## BEGIN DATA EXTRACT

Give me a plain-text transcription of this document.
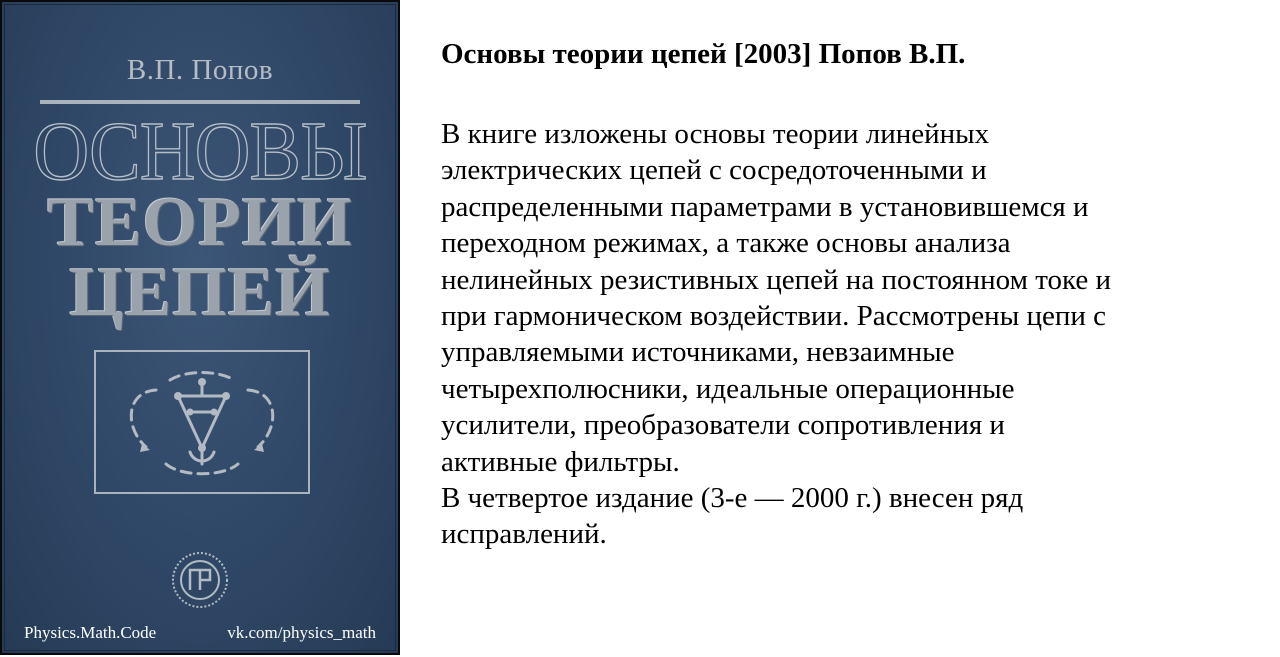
В.П. Попов
ОСНОВЫ
ТЕОРИИ
ЦЕПЕЙ
Physics.Math.Code	vk.com/physics_math
Основы теории цепей [2003] Попов В.П.
В книге изложены основы теории линейных
электрических цепей с сосредоточенными и
распределенными параметрами в установившемся и
переходном режимах, а также основы анализа
нелинейных резистивных цепей на постоянном токе и
при гармоническом воздействии. Рассмотрены цепи с
управляемыми источниками, невзаимные
четырехполюсники, идеальные операционные
усилители, преобразователи сопротивления и
активные фильтры.
В четвертое издание (3-е — 2000 г.) внесен ряд
исправлений.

## END DATA EXTRACT

◆ EXERCISE DESCRIPTION
Search the data for the word "Попов" and copy each line where it appears.

◆ WRITTEN REPLY
В.П. Попов
Основы теории цепей [2003] Попов В.П.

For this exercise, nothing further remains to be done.